Records from a dataset:
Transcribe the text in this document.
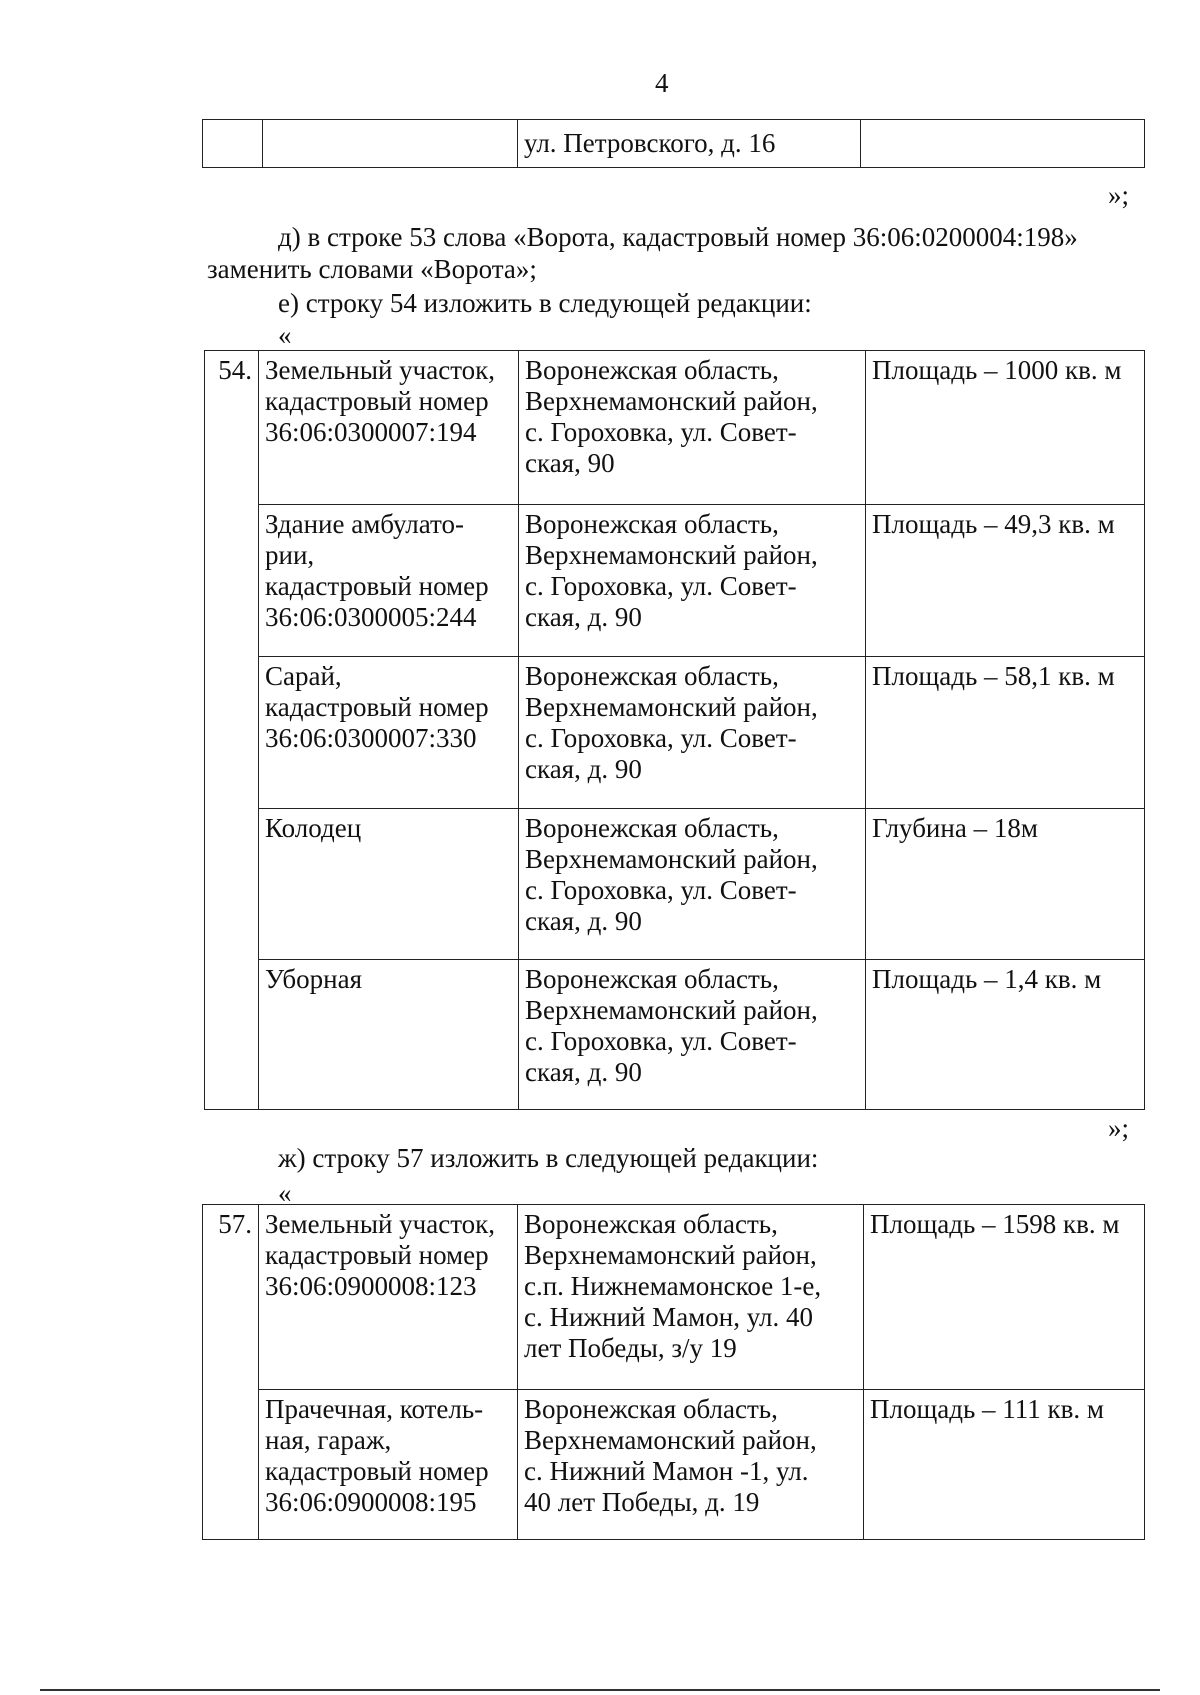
4
		ул. Петровского, д. 16	
»;
д) в строке 53 слова «Ворота, кадастровый номер 36:06:0200004:198»
заменить словами «Ворота»;
е) строку 54 изложить в следующей редакции:
«
54.	Земельный участок,
кадастровый номер
36:06:0300007:194	Воронежская область,
Верхнемамонский район,
с. Гороховка, ул. Совет-
ская, 90	Площадь – 1000 кв. м
	Здание амбулато-
рии,
кадастровый номер
36:06:0300005:244	Воронежская область,
Верхнемамонский район,
с. Гороховка, ул. Совет-
ская, д. 90	Площадь – 49,3 кв. м
	Сарай,
кадастровый номер
36:06:0300007:330	Воронежская область,
Верхнемамонский район,
с. Гороховка, ул. Совет-
ская, д. 90	Площадь – 58,1 кв. м
	Колодец	Воронежская область,
Верхнемамонский район,
с. Гороховка, ул. Совет-
ская, д. 90	Глубина – 18м
	Уборная	Воронежская область,
Верхнемамонский район,
с. Гороховка, ул. Совет-
ская, д. 90	Площадь – 1,4 кв. м
»;
ж) строку 57 изложить в следующей редакции:
«
57.	Земельный участок,
кадастровый номер
36:06:0900008:123	Воронежская область,
Верхнемамонский район,
с.п. Нижнемамонское 1-е,
с. Нижний Мамон, ул. 40
лет Победы, з/у 19	Площадь – 1598 кв. м
	Прачечная, котель-
ная, гараж,
кадастровый номер
36:06:0900008:195	Воронежская область,
Верхнемамонский район,
с. Нижний Мамон -1, ул.
40 лет Победы, д. 19	Площадь – 111 кв. м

--- What the task requires ---
Return the records exactly. Don't carry the pictures over.

--- The response ---
Transcribe the text in this document.
4
		ул. Петровского, д. 16	
»;
д) в строке 53 слова «Ворота, кадастровый номер 36:06:0200004:198»
заменить словами «Ворота»;
е) строку 54 изложить в следующей редакции:
«
54.	Земельный участок,
кадастровый номер
36:06:0300007:194	Воронежская область,
Верхнемамонский район,
с. Гороховка, ул. Совет-
ская, 90	Площадь – 1000 кв. м
	Здание амбулато-
рии,
кадастровый номер
36:06:0300005:244	Воронежская область,
Верхнемамонский район,
с. Гороховка, ул. Совет-
ская, д. 90	Площадь – 49,3 кв. м
	Сарай,
кадастровый номер
36:06:0300007:330	Воронежская область,
Верхнемамонский район,
с. Гороховка, ул. Совет-
ская, д. 90	Площадь – 58,1 кв. м
	Колодец	Воронежская область,
Верхнемамонский район,
с. Гороховка, ул. Совет-
ская, д. 90	Глубина – 18м
	Уборная	Воронежская область,
Верхнемамонский район,
с. Гороховка, ул. Совет-
ская, д. 90	Площадь – 1,4 кв. м
»;
ж) строку 57 изложить в следующей редакции:
«
57.	Земельный участок,
кадастровый номер
36:06:0900008:123	Воронежская область,
Верхнемамонский район,
с.п. Нижнемамонское 1-е,
с. Нижний Мамон, ул. 40
лет Победы, з/у 19	Площадь – 1598 кв. м
	Прачечная, котель-
ная, гараж,
кадастровый номер
36:06:0900008:195	Воронежская область,
Верхнемамонский район,
с. Нижний Мамон -1, ул.
40 лет Победы, д. 19	Площадь – 111 кв. м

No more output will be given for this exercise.